Please retype the records below exactly, leaving out any pictures.

-- Start of Records for processing --

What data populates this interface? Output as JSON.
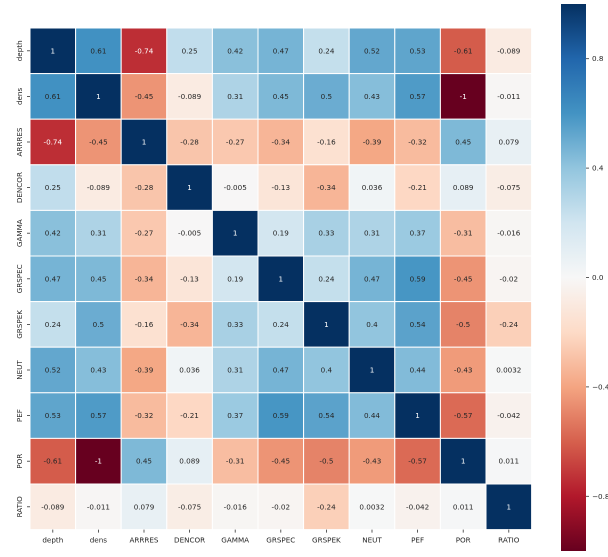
{
  "chart_data": {
    "type": "heatmap",
    "title": "",
    "xlabel": "",
    "ylabel": "",
    "labels": [
      "depth",
      "dens",
      "ARRRES",
      "DENCOR",
      "GAMMA",
      "GRSPEC",
      "GRSPEK",
      "NEUT",
      "PEF",
      "POR",
      "RATIO"
    ],
    "cell_text": [
      [
        "1",
        "0.61",
        "-0.74",
        "0.25",
        "0.42",
        "0.47",
        "0.24",
        "0.52",
        "0.53",
        "-0.61",
        "-0.089"
      ],
      [
        "0.61",
        "1",
        "-0.45",
        "-0.089",
        "0.31",
        "0.45",
        "0.5",
        "0.43",
        "0.57",
        "-1",
        "-0.011"
      ],
      [
        "-0.74",
        "-0.45",
        "1",
        "-0.28",
        "-0.27",
        "-0.34",
        "-0.16",
        "-0.39",
        "-0.32",
        "0.45",
        "0.079"
      ],
      [
        "0.25",
        "-0.089",
        "-0.28",
        "1",
        "-0.005",
        "-0.13",
        "-0.34",
        "0.036",
        "-0.21",
        "0.089",
        "-0.075"
      ],
      [
        "0.42",
        "0.31",
        "-0.27",
        "-0.005",
        "1",
        "0.19",
        "0.33",
        "0.31",
        "0.37",
        "-0.31",
        "-0.016"
      ],
      [
        "0.47",
        "0.45",
        "-0.34",
        "-0.13",
        "0.19",
        "1",
        "0.24",
        "0.47",
        "0.59",
        "-0.45",
        "-0.02"
      ],
      [
        "0.24",
        "0.5",
        "-0.16",
        "-0.34",
        "0.33",
        "0.24",
        "1",
        "0.4",
        "0.54",
        "-0.5",
        "-0.24"
      ],
      [
        "0.52",
        "0.43",
        "-0.39",
        "0.036",
        "0.31",
        "0.47",
        "0.4",
        "1",
        "0.44",
        "-0.43",
        "0.0032"
      ],
      [
        "0.53",
        "0.57",
        "-0.32",
        "-0.21",
        "0.37",
        "0.59",
        "0.54",
        "0.44",
        "1",
        "-0.57",
        "-0.042"
      ],
      [
        "-0.61",
        "-1",
        "0.45",
        "0.089",
        "-0.31",
        "-0.45",
        "-0.5",
        "-0.43",
        "-0.57",
        "1",
        "0.011"
      ],
      [
        "-0.089",
        "-0.011",
        "0.079",
        "-0.075",
        "-0.016",
        "-0.02",
        "-0.24",
        "0.0032",
        "-0.042",
        "0.011",
        "1"
      ]
    ],
    "colorbar": {
      "range": [
        -1,
        1
      ],
      "ticks": [
        0.8,
        0.4,
        0.0,
        -0.4,
        -0.8
      ],
      "tick_labels": [
        "0.8",
        "0.4",
        "0.0",
        "−0.4",
        "−0.8"
      ]
    },
    "colormap": "RdBu",
    "colorscale_stops": [
      "#67001f",
      "#b2182b",
      "#d6604d",
      "#f4a582",
      "#fddbc7",
      "#f7f7f7",
      "#d1e5f0",
      "#92c5de",
      "#4393c3",
      "#2166ac",
      "#053061"
    ],
    "grid_color": "#ffffff"
  }
}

-- End of Records for processing --

** Problem solution **
What data populates this interface? Output as JSON.
{
  "chart_data": {
    "type": "heatmap",
    "title": "",
    "xlabel": "",
    "ylabel": "",
    "labels": [
      "depth",
      "dens",
      "ARRRES",
      "DENCOR",
      "GAMMA",
      "GRSPEC",
      "GRSPEK",
      "NEUT",
      "PEF",
      "POR",
      "RATIO"
    ],
    "cell_text": [
      [
        "1",
        "0.61",
        "-0.74",
        "0.25",
        "0.42",
        "0.47",
        "0.24",
        "0.52",
        "0.53",
        "-0.61",
        "-0.089"
      ],
      [
        "0.61",
        "1",
        "-0.45",
        "-0.089",
        "0.31",
        "0.45",
        "0.5",
        "0.43",
        "0.57",
        "-1",
        "-0.011"
      ],
      [
        "-0.74",
        "-0.45",
        "1",
        "-0.28",
        "-0.27",
        "-0.34",
        "-0.16",
        "-0.39",
        "-0.32",
        "0.45",
        "0.079"
      ],
      [
        "0.25",
        "-0.089",
        "-0.28",
        "1",
        "-0.005",
        "-0.13",
        "-0.34",
        "0.036",
        "-0.21",
        "0.089",
        "-0.075"
      ],
      [
        "0.42",
        "0.31",
        "-0.27",
        "-0.005",
        "1",
        "0.19",
        "0.33",
        "0.31",
        "0.37",
        "-0.31",
        "-0.016"
      ],
      [
        "0.47",
        "0.45",
        "-0.34",
        "-0.13",
        "0.19",
        "1",
        "0.24",
        "0.47",
        "0.59",
        "-0.45",
        "-0.02"
      ],
      [
        "0.24",
        "0.5",
        "-0.16",
        "-0.34",
        "0.33",
        "0.24",
        "1",
        "0.4",
        "0.54",
        "-0.5",
        "-0.24"
      ],
      [
        "0.52",
        "0.43",
        "-0.39",
        "0.036",
        "0.31",
        "0.47",
        "0.4",
        "1",
        "0.44",
        "-0.43",
        "0.0032"
      ],
      [
        "0.53",
        "0.57",
        "-0.32",
        "-0.21",
        "0.37",
        "0.59",
        "0.54",
        "0.44",
        "1",
        "-0.57",
        "-0.042"
      ],
      [
        "-0.61",
        "-1",
        "0.45",
        "0.089",
        "-0.31",
        "-0.45",
        "-0.5",
        "-0.43",
        "-0.57",
        "1",
        "0.011"
      ],
      [
        "-0.089",
        "-0.011",
        "0.079",
        "-0.075",
        "-0.016",
        "-0.02",
        "-0.24",
        "0.0032",
        "-0.042",
        "0.011",
        "1"
      ]
    ],
    "colorbar": {
      "range": [
        -1,
        1
      ],
      "ticks": [
        0.8,
        0.4,
        0.0,
        -0.4,
        -0.8
      ],
      "tick_labels": [
        "0.8",
        "0.4",
        "0.0",
        "−0.4",
        "−0.8"
      ]
    },
    "colormap": "RdBu",
    "colorscale_stops": [
      "#67001f",
      "#b2182b",
      "#d6604d",
      "#f4a582",
      "#fddbc7",
      "#f7f7f7",
      "#d1e5f0",
      "#92c5de",
      "#4393c3",
      "#2166ac",
      "#053061"
    ],
    "grid_color": "#ffffff"
  }
}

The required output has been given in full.